Can you quote the records below in full, word for word?

+++ Listed entries +++

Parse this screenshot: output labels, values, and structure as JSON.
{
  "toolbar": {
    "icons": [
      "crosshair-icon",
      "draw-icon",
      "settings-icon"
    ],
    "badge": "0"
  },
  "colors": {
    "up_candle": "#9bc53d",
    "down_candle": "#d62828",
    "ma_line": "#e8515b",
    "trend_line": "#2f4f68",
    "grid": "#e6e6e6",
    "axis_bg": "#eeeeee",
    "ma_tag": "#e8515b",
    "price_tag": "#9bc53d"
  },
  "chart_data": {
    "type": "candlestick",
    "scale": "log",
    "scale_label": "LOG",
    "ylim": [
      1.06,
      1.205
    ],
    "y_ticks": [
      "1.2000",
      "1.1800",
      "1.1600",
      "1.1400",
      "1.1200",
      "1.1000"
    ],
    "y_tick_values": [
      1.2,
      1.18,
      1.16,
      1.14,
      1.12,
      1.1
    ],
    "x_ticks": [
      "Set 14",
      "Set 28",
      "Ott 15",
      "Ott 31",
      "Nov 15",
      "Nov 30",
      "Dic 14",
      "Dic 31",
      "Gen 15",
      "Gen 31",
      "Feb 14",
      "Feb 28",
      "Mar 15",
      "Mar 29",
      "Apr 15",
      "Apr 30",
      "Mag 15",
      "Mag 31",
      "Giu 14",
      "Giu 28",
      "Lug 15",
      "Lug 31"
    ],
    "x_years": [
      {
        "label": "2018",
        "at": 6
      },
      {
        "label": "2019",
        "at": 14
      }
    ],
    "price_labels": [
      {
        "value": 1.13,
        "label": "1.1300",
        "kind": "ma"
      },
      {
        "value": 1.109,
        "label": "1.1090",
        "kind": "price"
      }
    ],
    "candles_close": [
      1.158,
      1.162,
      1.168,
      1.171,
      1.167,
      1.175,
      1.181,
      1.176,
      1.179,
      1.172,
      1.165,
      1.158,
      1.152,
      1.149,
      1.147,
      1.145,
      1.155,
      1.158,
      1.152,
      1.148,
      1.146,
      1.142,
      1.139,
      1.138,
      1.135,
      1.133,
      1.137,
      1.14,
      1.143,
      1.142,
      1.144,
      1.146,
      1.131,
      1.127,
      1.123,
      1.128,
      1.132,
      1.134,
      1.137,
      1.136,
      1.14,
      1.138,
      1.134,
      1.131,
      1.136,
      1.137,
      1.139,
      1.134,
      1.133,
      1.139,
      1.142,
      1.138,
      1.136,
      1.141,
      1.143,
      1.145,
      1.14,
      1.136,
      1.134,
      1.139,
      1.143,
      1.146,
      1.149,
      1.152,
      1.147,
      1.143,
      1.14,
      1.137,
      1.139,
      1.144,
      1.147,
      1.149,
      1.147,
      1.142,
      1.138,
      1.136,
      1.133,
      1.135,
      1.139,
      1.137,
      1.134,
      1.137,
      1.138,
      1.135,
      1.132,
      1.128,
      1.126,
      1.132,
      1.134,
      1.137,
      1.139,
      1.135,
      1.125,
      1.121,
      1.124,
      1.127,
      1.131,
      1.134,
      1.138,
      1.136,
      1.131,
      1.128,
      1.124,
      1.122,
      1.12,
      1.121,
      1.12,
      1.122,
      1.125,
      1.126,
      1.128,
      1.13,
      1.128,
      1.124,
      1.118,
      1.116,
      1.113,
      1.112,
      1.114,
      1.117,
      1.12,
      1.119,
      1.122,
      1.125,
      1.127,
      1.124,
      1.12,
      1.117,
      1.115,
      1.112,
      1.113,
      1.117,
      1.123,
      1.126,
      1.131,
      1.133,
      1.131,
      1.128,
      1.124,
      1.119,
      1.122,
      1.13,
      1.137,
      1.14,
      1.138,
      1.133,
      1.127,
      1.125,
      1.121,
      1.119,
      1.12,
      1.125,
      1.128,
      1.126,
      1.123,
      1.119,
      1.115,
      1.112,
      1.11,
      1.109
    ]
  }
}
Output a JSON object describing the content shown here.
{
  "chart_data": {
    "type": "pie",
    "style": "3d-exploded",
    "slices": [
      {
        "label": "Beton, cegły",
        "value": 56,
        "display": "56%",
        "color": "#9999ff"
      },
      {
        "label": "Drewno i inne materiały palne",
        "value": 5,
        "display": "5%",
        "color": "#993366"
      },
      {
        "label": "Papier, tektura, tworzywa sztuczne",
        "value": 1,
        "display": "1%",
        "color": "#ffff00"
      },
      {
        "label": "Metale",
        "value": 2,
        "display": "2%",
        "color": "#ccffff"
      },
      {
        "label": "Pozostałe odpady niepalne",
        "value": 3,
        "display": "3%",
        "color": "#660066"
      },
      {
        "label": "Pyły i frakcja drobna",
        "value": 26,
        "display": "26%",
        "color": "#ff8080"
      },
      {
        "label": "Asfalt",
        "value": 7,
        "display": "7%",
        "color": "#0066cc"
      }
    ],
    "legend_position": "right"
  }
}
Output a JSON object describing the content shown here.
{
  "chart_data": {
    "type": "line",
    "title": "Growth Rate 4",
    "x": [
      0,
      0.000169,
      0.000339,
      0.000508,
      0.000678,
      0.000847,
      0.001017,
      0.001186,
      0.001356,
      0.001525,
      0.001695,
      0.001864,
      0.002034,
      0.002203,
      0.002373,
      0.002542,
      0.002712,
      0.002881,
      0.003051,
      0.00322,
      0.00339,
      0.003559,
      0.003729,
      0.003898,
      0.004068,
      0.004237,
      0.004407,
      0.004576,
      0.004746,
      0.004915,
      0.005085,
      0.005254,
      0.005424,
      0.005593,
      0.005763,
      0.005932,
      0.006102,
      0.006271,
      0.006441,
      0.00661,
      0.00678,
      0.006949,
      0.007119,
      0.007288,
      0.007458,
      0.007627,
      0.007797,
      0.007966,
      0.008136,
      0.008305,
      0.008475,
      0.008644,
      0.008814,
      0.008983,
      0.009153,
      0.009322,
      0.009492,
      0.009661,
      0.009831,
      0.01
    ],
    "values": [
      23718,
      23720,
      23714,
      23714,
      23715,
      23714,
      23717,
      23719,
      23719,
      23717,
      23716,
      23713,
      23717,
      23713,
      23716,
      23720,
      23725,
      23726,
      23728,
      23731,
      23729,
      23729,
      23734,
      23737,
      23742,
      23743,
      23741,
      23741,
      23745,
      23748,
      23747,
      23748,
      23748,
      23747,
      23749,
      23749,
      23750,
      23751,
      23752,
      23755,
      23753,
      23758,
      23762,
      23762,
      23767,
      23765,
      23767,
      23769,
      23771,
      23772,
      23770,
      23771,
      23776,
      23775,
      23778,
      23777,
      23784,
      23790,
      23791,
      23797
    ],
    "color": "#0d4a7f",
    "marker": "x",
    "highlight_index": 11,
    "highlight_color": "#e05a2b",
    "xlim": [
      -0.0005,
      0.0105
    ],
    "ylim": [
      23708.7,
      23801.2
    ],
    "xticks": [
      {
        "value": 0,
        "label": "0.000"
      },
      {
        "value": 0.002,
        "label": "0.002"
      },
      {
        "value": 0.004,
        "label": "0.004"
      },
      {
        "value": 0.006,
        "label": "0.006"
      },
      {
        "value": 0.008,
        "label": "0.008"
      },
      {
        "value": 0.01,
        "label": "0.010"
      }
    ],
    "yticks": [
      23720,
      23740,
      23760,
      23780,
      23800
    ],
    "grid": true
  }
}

+++

Correct answer
Parse this screenshot: output labels, values, and structure as JSON.
{
  "toolbar": {
    "icons": [
      "crosshair-icon",
      "draw-icon",
      "settings-icon"
    ],
    "badge": "0"
  },
  "colors": {
    "up_candle": "#9bc53d",
    "down_candle": "#d62828",
    "ma_line": "#e8515b",
    "trend_line": "#2f4f68",
    "grid": "#e6e6e6",
    "axis_bg": "#eeeeee",
    "ma_tag": "#e8515b",
    "price_tag": "#9bc53d"
  },
  "chart_data": {
    "type": "candlestick",
    "scale": "log",
    "scale_label": "LOG",
    "ylim": [
      1.06,
      1.205
    ],
    "y_ticks": [
      "1.2000",
      "1.1800",
      "1.1600",
      "1.1400",
      "1.1200",
      "1.1000"
    ],
    "y_tick_values": [
      1.2,
      1.18,
      1.16,
      1.14,
      1.12,
      1.1
    ],
    "x_ticks": [
      "Set 14",
      "Set 28",
      "Ott 15",
      "Ott 31",
      "Nov 15",
      "Nov 30",
      "Dic 14",
      "Dic 31",
      "Gen 15",
      "Gen 31",
      "Feb 14",
      "Feb 28",
      "Mar 15",
      "Mar 29",
      "Apr 15",
      "Apr 30",
      "Mag 15",
      "Mag 31",
      "Giu 14",
      "Giu 28",
      "Lug 15",
      "Lug 31"
    ],
    "x_years": [
      {
        "label": "2018",
        "at": 6
      },
      {
        "label": "2019",
        "at": 14
      }
    ],
    "price_labels": [
      {
        "value": 1.13,
        "label": "1.1300",
        "kind": "ma"
      },
      {
        "value": 1.109,
        "label": "1.1090",
        "kind": "price"
      }
    ],
    "candles_close": [
      1.158,
      1.162,
      1.168,
      1.171,
      1.167,
      1.175,
      1.181,
      1.176,
      1.179,
      1.172,
      1.165,
      1.158,
      1.152,
      1.149,
      1.147,
      1.145,
      1.155,
      1.158,
      1.152,
      1.148,
      1.146,
      1.142,
      1.139,
      1.138,
      1.135,
      1.133,
      1.137,
      1.14,
      1.143,
      1.142,
      1.144,
      1.146,
      1.131,
      1.127,
      1.123,
      1.128,
      1.132,
      1.134,
      1.137,
      1.136,
      1.14,
      1.138,
      1.134,
      1.131,
      1.136,
      1.137,
      1.139,
      1.134,
      1.133,
      1.139,
      1.142,
      1.138,
      1.136,
      1.141,
      1.143,
      1.145,
      1.14,
      1.136,
      1.134,
      1.139,
      1.143,
      1.146,
      1.149,
      1.152,
      1.147,
      1.143,
      1.14,
      1.137,
      1.139,
      1.144,
      1.147,
      1.149,
      1.147,
      1.142,
      1.138,
      1.136,
      1.133,
      1.135,
      1.139,
      1.137,
      1.134,
      1.137,
      1.138,
      1.135,
      1.132,
      1.128,
      1.126,
      1.132,
      1.134,
      1.137,
      1.139,
      1.135,
      1.125,
      1.121,
      1.124,
      1.127,
      1.131,
      1.134,
      1.138,
      1.136,
      1.131,
      1.128,
      1.124,
      1.122,
      1.12,
      1.121,
      1.12,
      1.122,
      1.125,
      1.126,
      1.128,
      1.13,
      1.128,
      1.124,
      1.118,
      1.116,
      1.113,
      1.112,
      1.114,
      1.117,
      1.12,
      1.119,
      1.122,
      1.125,
      1.127,
      1.124,
      1.12,
      1.117,
      1.115,
      1.112,
      1.113,
      1.117,
      1.123,
      1.126,
      1.131,
      1.133,
      1.131,
      1.128,
      1.124,
      1.119,
      1.122,
      1.13,
      1.137,
      1.14,
      1.138,
      1.133,
      1.127,
      1.125,
      1.121,
      1.119,
      1.12,
      1.125,
      1.128,
      1.126,
      1.123,
      1.119,
      1.115,
      1.112,
      1.11,
      1.109
    ]
  }
}
Output a JSON object describing the content shown here.
{
  "chart_data": {
    "type": "pie",
    "style": "3d-exploded",
    "slices": [
      {
        "label": "Beton, cegły",
        "value": 56,
        "display": "56%",
        "color": "#9999ff"
      },
      {
        "label": "Drewno i inne materiały palne",
        "value": 5,
        "display": "5%",
        "color": "#993366"
      },
      {
        "label": "Papier, tektura, tworzywa sztuczne",
        "value": 1,
        "display": "1%",
        "color": "#ffff00"
      },
      {
        "label": "Metale",
        "value": 2,
        "display": "2%",
        "color": "#ccffff"
      },
      {
        "label": "Pozostałe odpady niepalne",
        "value": 3,
        "display": "3%",
        "color": "#660066"
      },
      {
        "label": "Pyły i frakcja drobna",
        "value": 26,
        "display": "26%",
        "color": "#ff8080"
      },
      {
        "label": "Asfalt",
        "value": 7,
        "display": "7%",
        "color": "#0066cc"
      }
    ],
    "legend_position": "right"
  }
}
Output a JSON object describing the content shown here.
{
  "chart_data": {
    "type": "line",
    "title": "Growth Rate 4",
    "x": [
      0,
      0.000169,
      0.000339,
      0.000508,
      0.000678,
      0.000847,
      0.001017,
      0.001186,
      0.001356,
      0.001525,
      0.001695,
      0.001864,
      0.002034,
      0.002203,
      0.002373,
      0.002542,
      0.002712,
      0.002881,
      0.003051,
      0.00322,
      0.00339,
      0.003559,
      0.003729,
      0.003898,
      0.004068,
      0.004237,
      0.004407,
      0.004576,
      0.004746,
      0.004915,
      0.005085,
      0.005254,
      0.005424,
      0.005593,
      0.005763,
      0.005932,
      0.006102,
      0.006271,
      0.006441,
      0.00661,
      0.00678,
      0.006949,
      0.007119,
      0.007288,
      0.007458,
      0.007627,
      0.007797,
      0.007966,
      0.008136,
      0.008305,
      0.008475,
      0.008644,
      0.008814,
      0.008983,
      0.009153,
      0.009322,
      0.009492,
      0.009661,
      0.009831,
      0.01
    ],
    "values": [
      23718,
      23720,
      23714,
      23714,
      23715,
      23714,
      23717,
      23719,
      23719,
      23717,
      23716,
      23713,
      23717,
      23713,
      23716,
      23720,
      23725,
      23726,
      23728,
      23731,
      23729,
      23729,
      23734,
      23737,
      23742,
      23743,
      23741,
      23741,
      23745,
      23748,
      23747,
      23748,
      23748,
      23747,
      23749,
      23749,
      23750,
      23751,
      23752,
      23755,
      23753,
      23758,
      23762,
      23762,
      23767,
      23765,
      23767,
      23769,
      23771,
      23772,
      23770,
      23771,
      23776,
      23775,
      23778,
      23777,
      23784,
      23790,
      23791,
      23797
    ],
    "color": "#0d4a7f",
    "marker": "x",
    "highlight_index": 11,
    "highlight_color": "#e05a2b",
    "xlim": [
      -0.0005,
      0.0105
    ],
    "ylim": [
      23708.7,
      23801.2
    ],
    "xticks": [
      {
        "value": 0,
        "label": "0.000"
      },
      {
        "value": 0.002,
        "label": "0.002"
      },
      {
        "value": 0.004,
        "label": "0.004"
      },
      {
        "value": 0.006,
        "label": "0.006"
      },
      {
        "value": 0.008,
        "label": "0.008"
      },
      {
        "value": 0.01,
        "label": "0.010"
      }
    ],
    "yticks": [
      23720,
      23740,
      23760,
      23780,
      23800
    ],
    "grid": true
  }
}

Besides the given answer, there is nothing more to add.